**HOW TO COMPLETE THIS TASK:** Look below and pull out each line with the word "every".

**THE DATA:**

------------------------------------------------------------------------

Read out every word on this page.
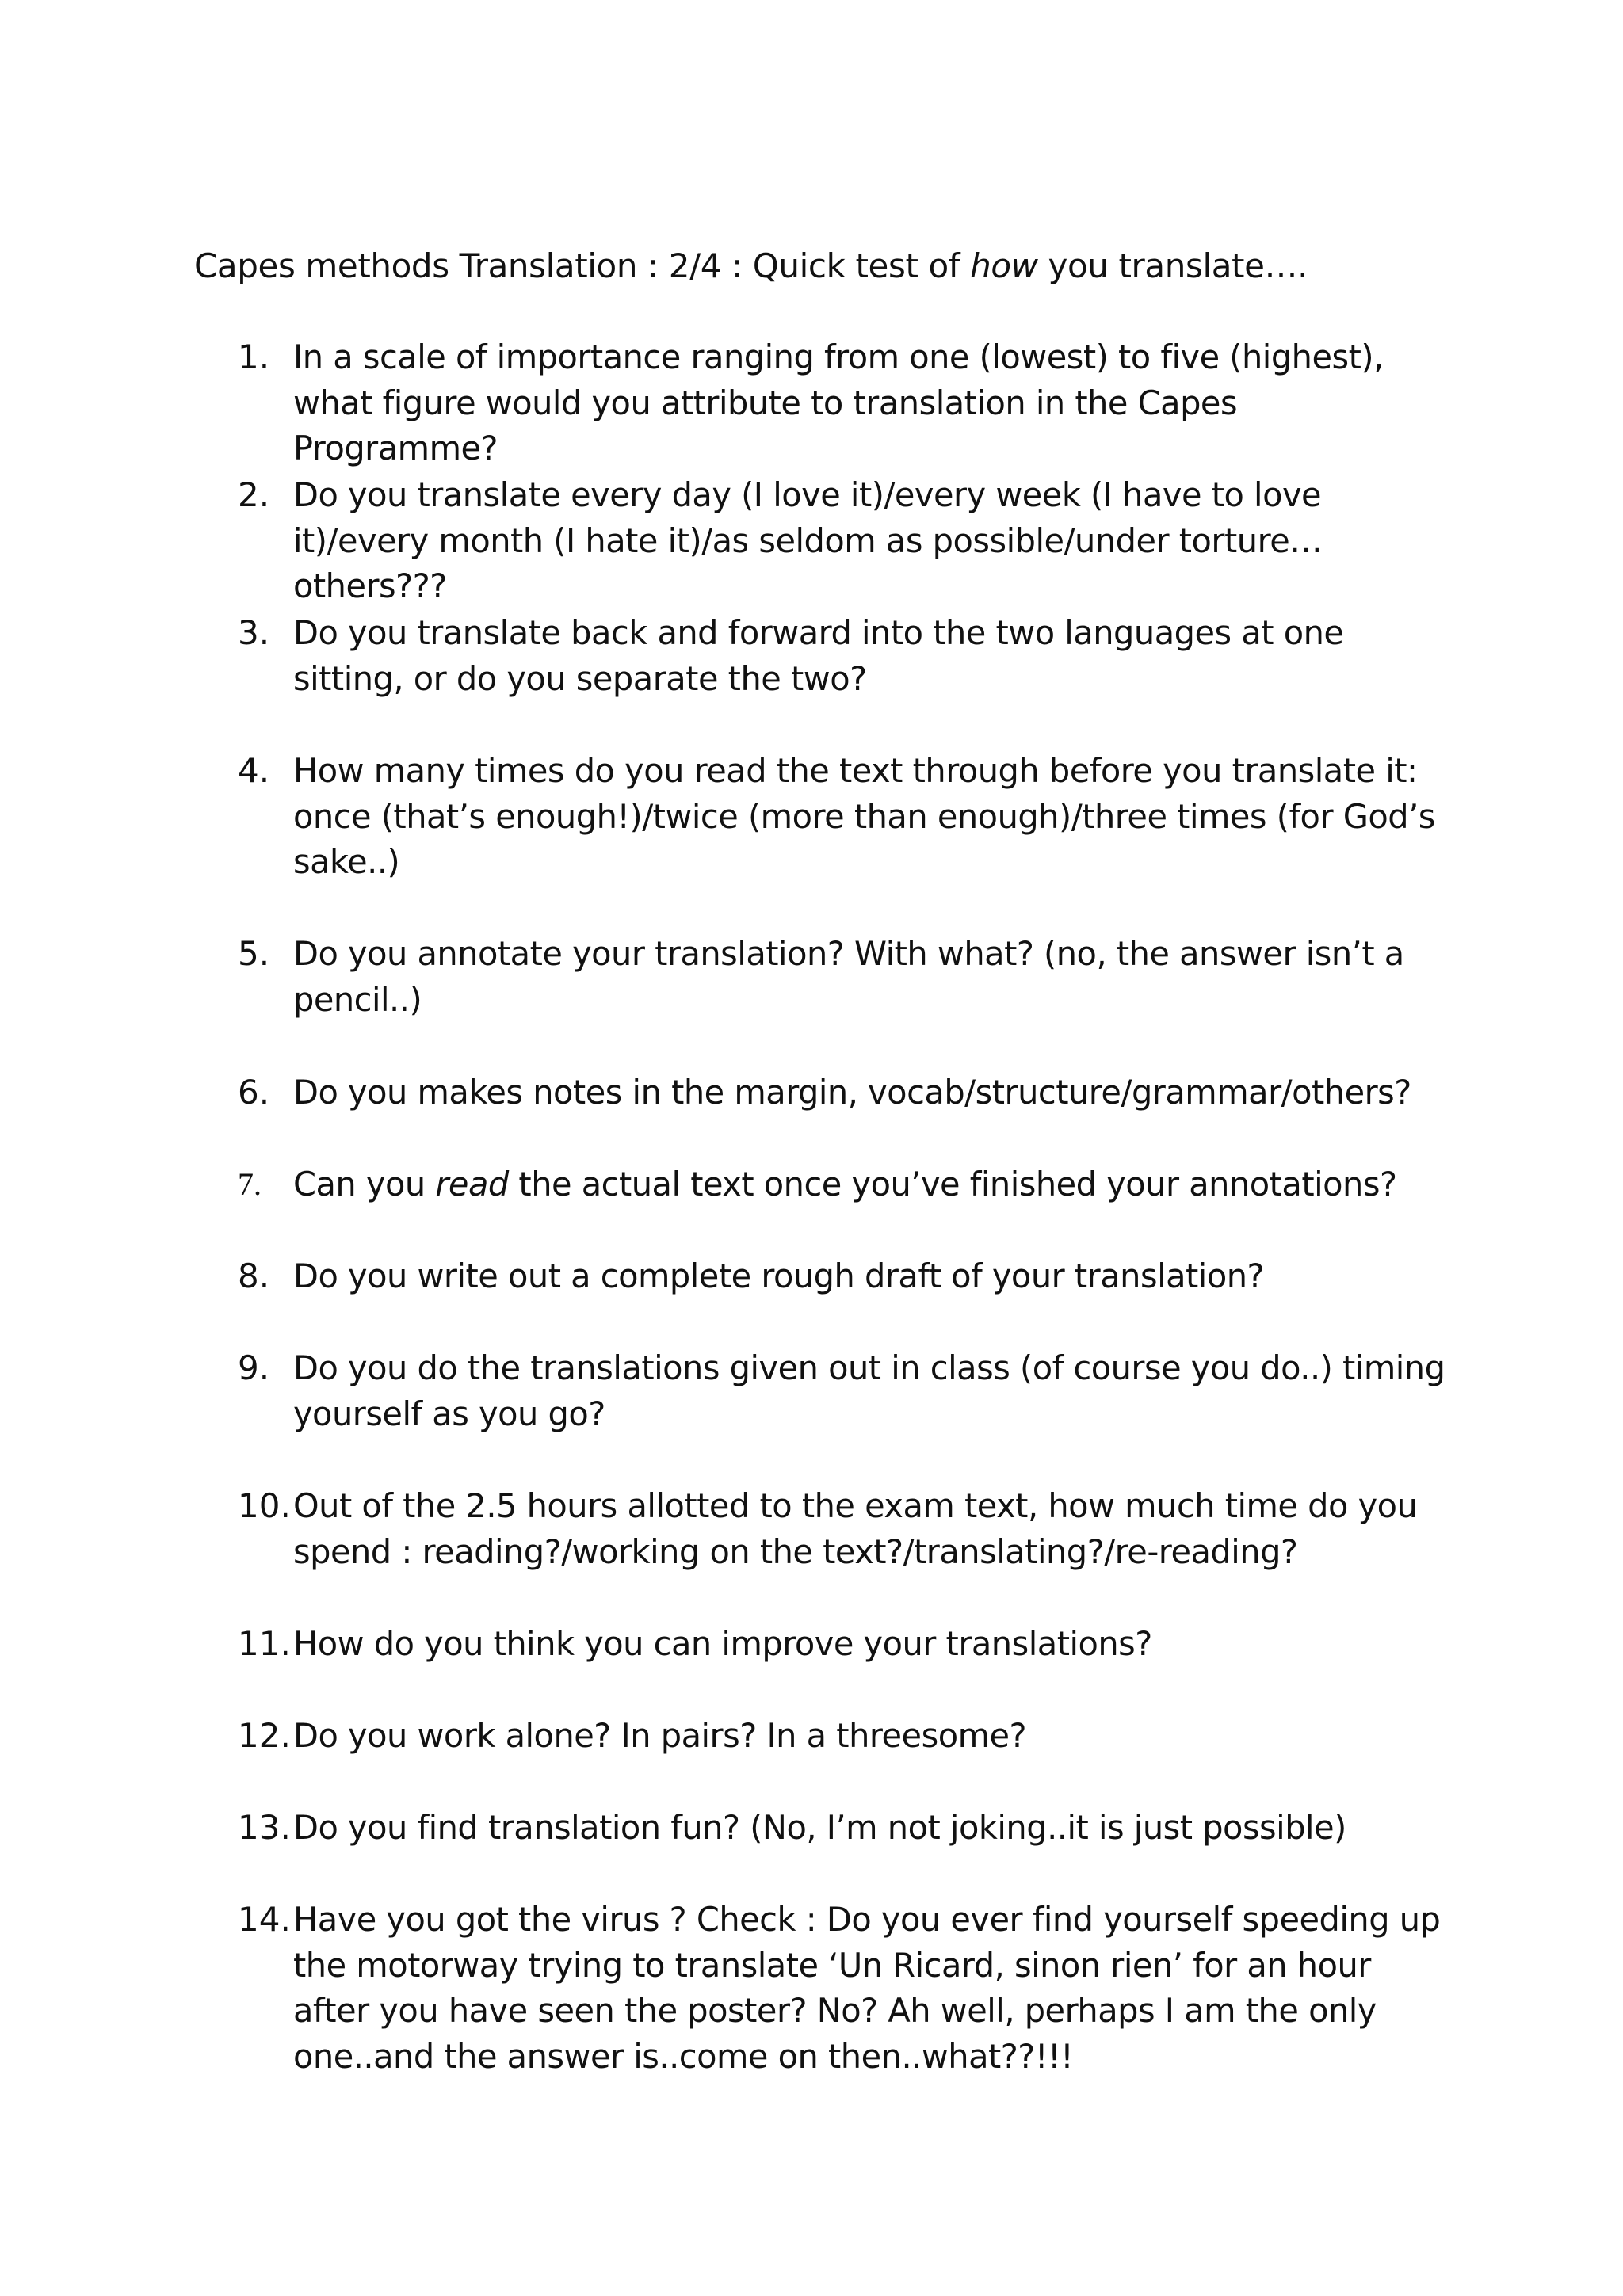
Capes methods Translation : 2/4 : Quick test of how you translate….
1. In a scale of importance ranging from one (lowest) to five (highest), what figure would you attribute to translation in the Capes Programme?
2. Do you translate every day (I love it)/every week (I have to love it)/every month (I hate it)/as seldom as possible/under torture…others???
3. Do you translate back and forward into the two languages at one sitting, or do you separate the two?
4. How many times do you read the text through before you translate it: once (that’s enough!)/twice (more than enough)/three times (for God’s sake..)
5. Do you annotate your translation? With what? (no, the answer isn’t a pencil..)
6. Do you makes notes in the margin, vocab/structure/grammar/others?
7. Can you read the actual text once you’ve finished your annotations?
8. Do you write out a complete rough draft of your translation?
9. Do you do the translations given out in class (of course you do..) timing yourself as you go?
10. Out of the 2.5 hours allotted to the exam text, how much time do you spend : reading?/working on the text?/translating?/re-reading?
11. How do you think you can improve your translations?
12. Do you work alone? In pairs? In a threesome?
13. Do you find translation fun? (No, I’m not joking..it is just possible)
14. Have you got the virus ? Check : Do you ever find yourself speeding up the motorway trying to translate ‘Un Ricard, sinon rien’ for an hour after you have seen the poster? No? Ah well, perhaps I am the only one..and the answer is..come on then..what??!!!
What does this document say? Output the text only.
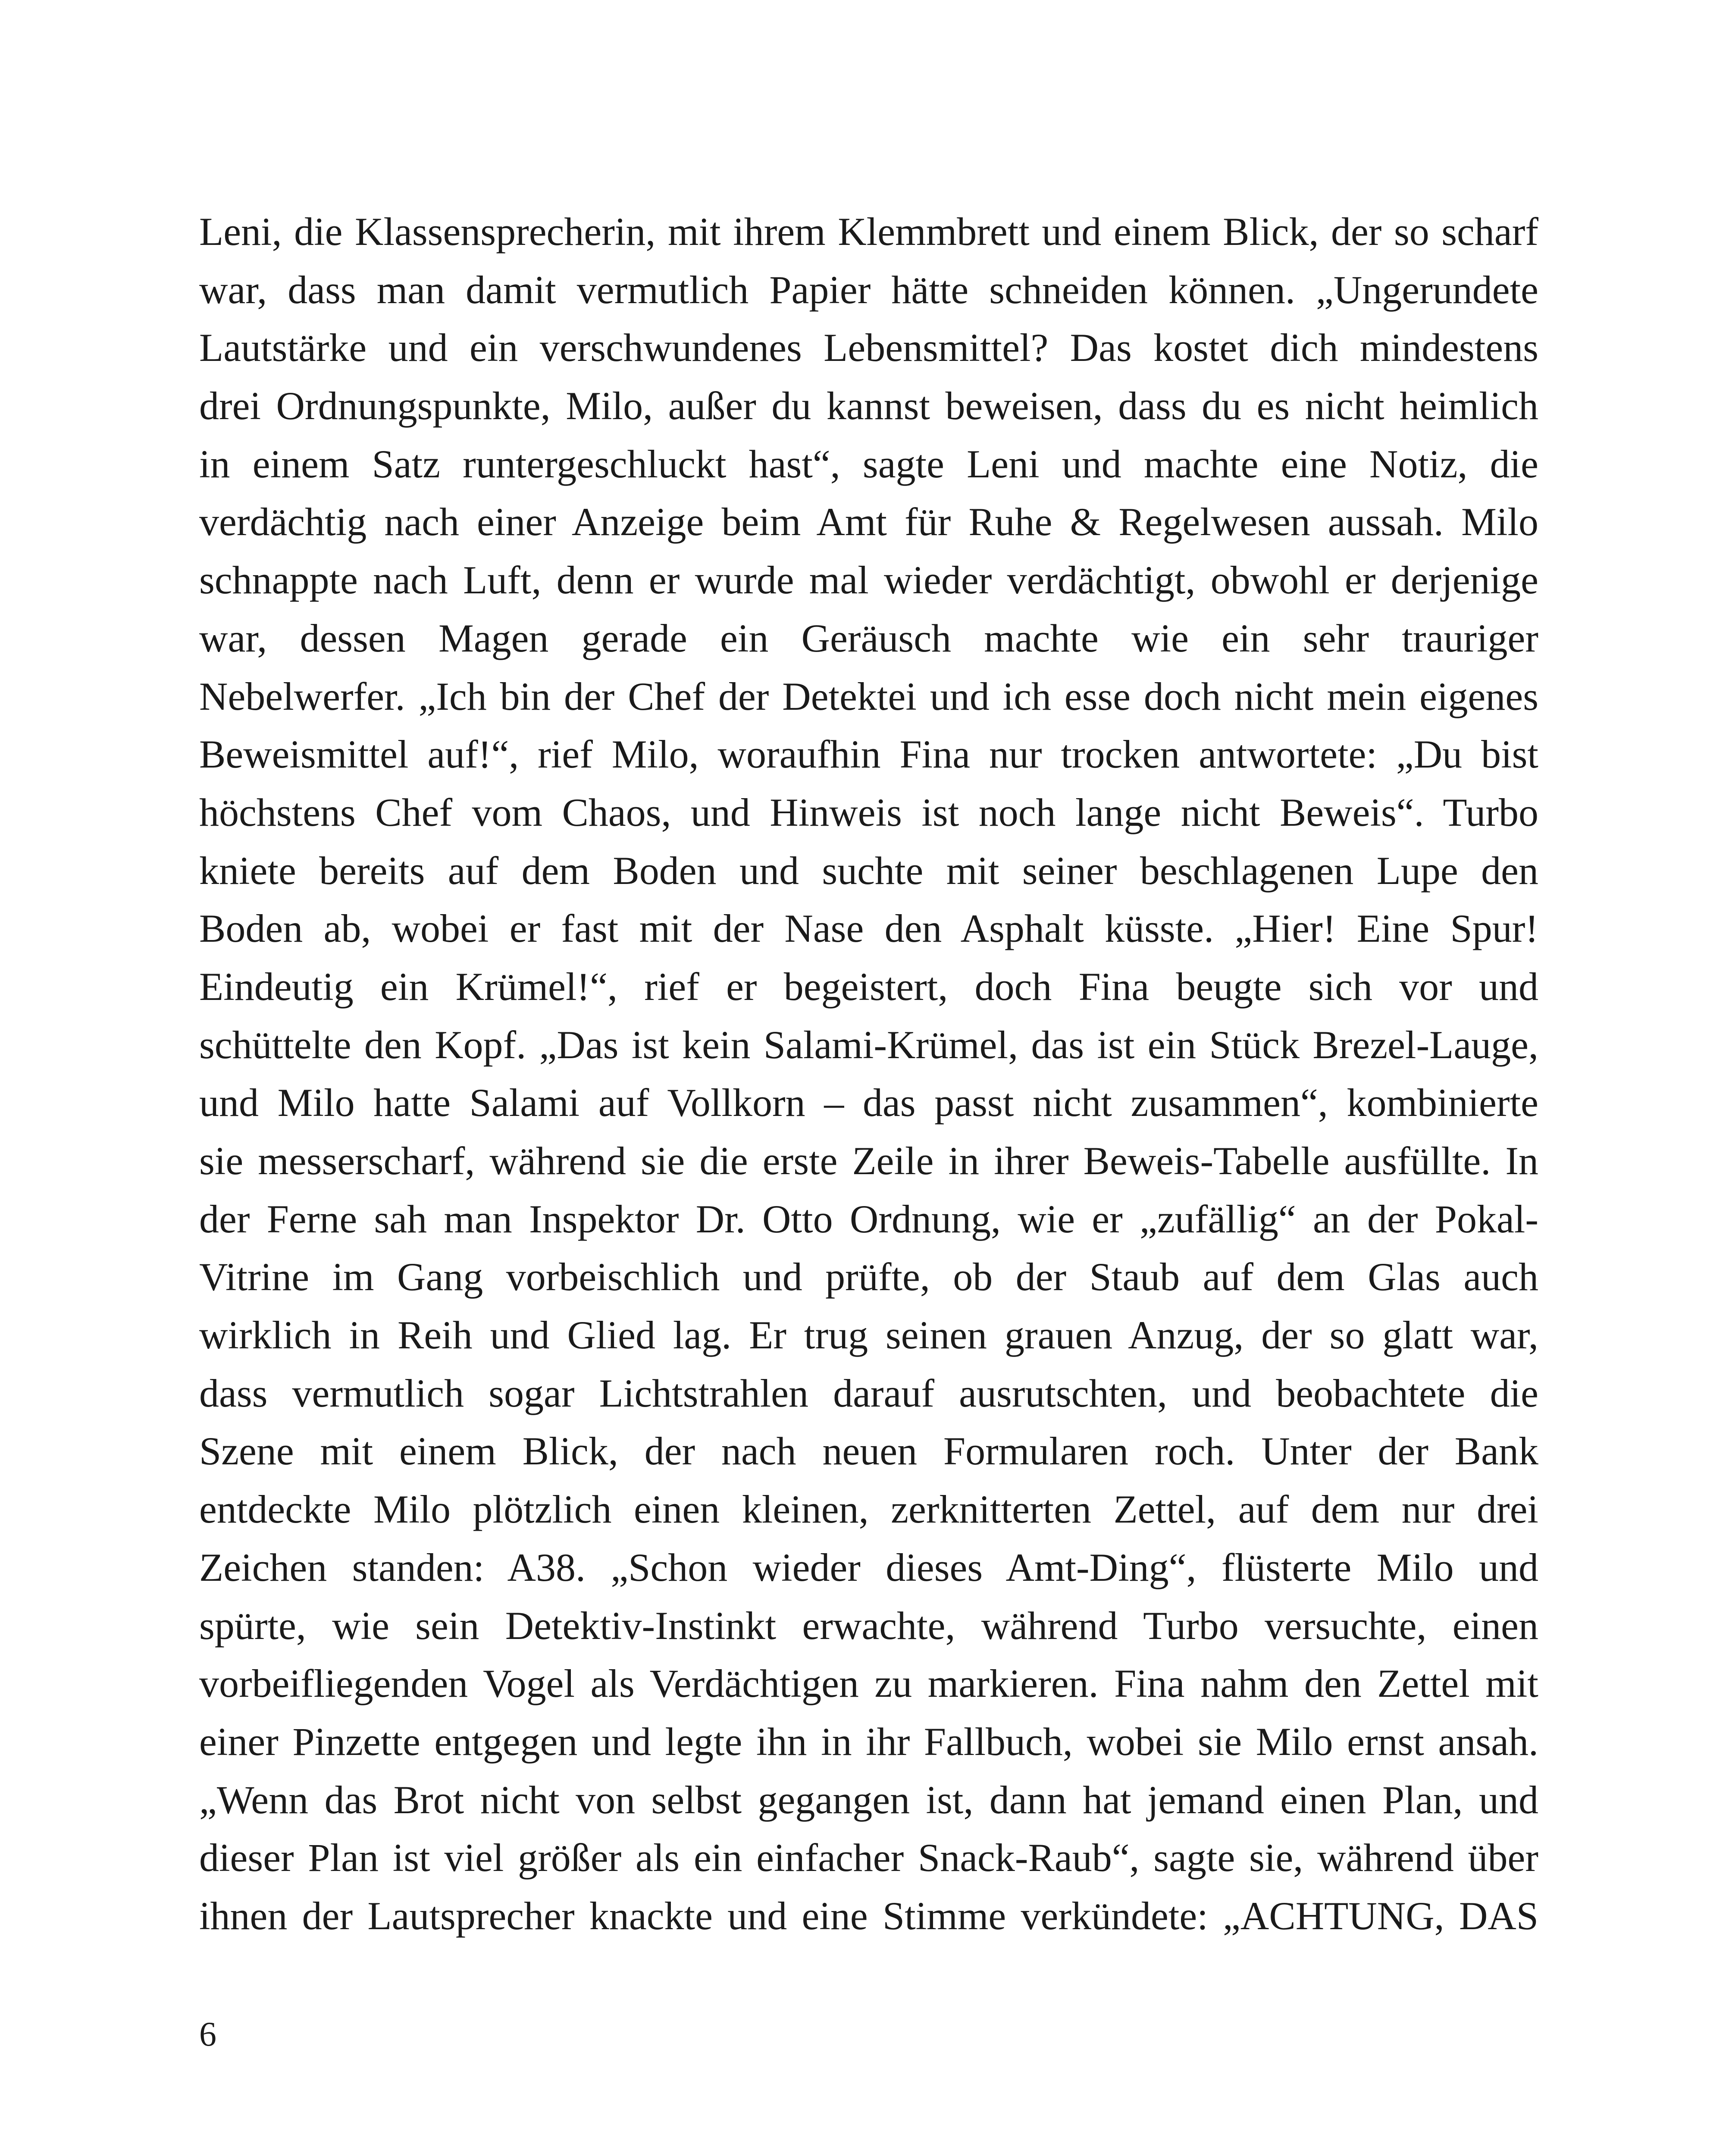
Leni, die Klassensprecherin, mit ihrem Klemmbrett und einem Blick, der so scharf
war, dass man damit vermutlich Papier hätte schneiden können. „Ungerundete
Lautstärke und ein verschwundenes Lebensmittel? Das kostet dich mindestens
drei Ordnungspunkte, Milo, außer du kannst beweisen, dass du es nicht heimlich
in einem Satz runtergeschluckt hast“, sagte Leni und machte eine Notiz, die
verdächtig nach einer Anzeige beim Amt für Ruhe & Regelwesen aussah. Milo
schnappte nach Luft, denn er wurde mal wieder verdächtigt, obwohl er derjenige
war, dessen Magen gerade ein Geräusch machte wie ein sehr trauriger
Nebelwerfer. „Ich bin der Chef der Detektei und ich esse doch nicht mein eigenes
Beweismittel auf!“, rief Milo, woraufhin Fina nur trocken antwortete: „Du bist
höchstens Chef vom Chaos, und Hinweis ist noch lange nicht Beweis“. Turbo
kniete bereits auf dem Boden und suchte mit seiner beschlagenen Lupe den
Boden ab, wobei er fast mit der Nase den Asphalt küsste. „Hier! Eine Spur!
Eindeutig ein Krümel!“, rief er begeistert, doch Fina beugte sich vor und
schüttelte den Kopf. „Das ist kein Salami-Krümel, das ist ein Stück Brezel-Lauge,
und Milo hatte Salami auf Vollkorn – das passt nicht zusammen“, kombinierte
sie messerscharf, während sie die erste Zeile in ihrer Beweis-Tabelle ausfüllte. In
der Ferne sah man Inspektor Dr. Otto Ordnung, wie er „zufällig“ an der Pokal-
Vitrine im Gang vorbeischlich und prüfte, ob der Staub auf dem Glas auch
wirklich in Reih und Glied lag. Er trug seinen grauen Anzug, der so glatt war,
dass vermutlich sogar Lichtstrahlen darauf ausrutschten, und beobachtete die
Szene mit einem Blick, der nach neuen Formularen roch. Unter der Bank
entdeckte Milo plötzlich einen kleinen, zerknitterten Zettel, auf dem nur drei
Zeichen standen: A38. „Schon wieder dieses Amt-Ding“, flüsterte Milo und
spürte, wie sein Detektiv-Instinkt erwachte, während Turbo versuchte, einen
vorbeifliegenden Vogel als Verdächtigen zu markieren. Fina nahm den Zettel mit
einer Pinzette entgegen und legte ihn in ihr Fallbuch, wobei sie Milo ernst ansah.
„Wenn das Brot nicht von selbst gegangen ist, dann hat jemand einen Plan, und
dieser Plan ist viel größer als ein einfacher Snack-Raub“, sagte sie, während über
ihnen der Lautsprecher knackte und eine Stimme verkündete: „ACHTUNG, DAS
6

------------------------------------------------------------------------

**SOLUTION TO THIS PROBLEM:**
Read out every word on this page.
2. Do you translate every day (I love it)/every week (I have to love it)/every month (I hate it)/as seldom as possible/under torture…others???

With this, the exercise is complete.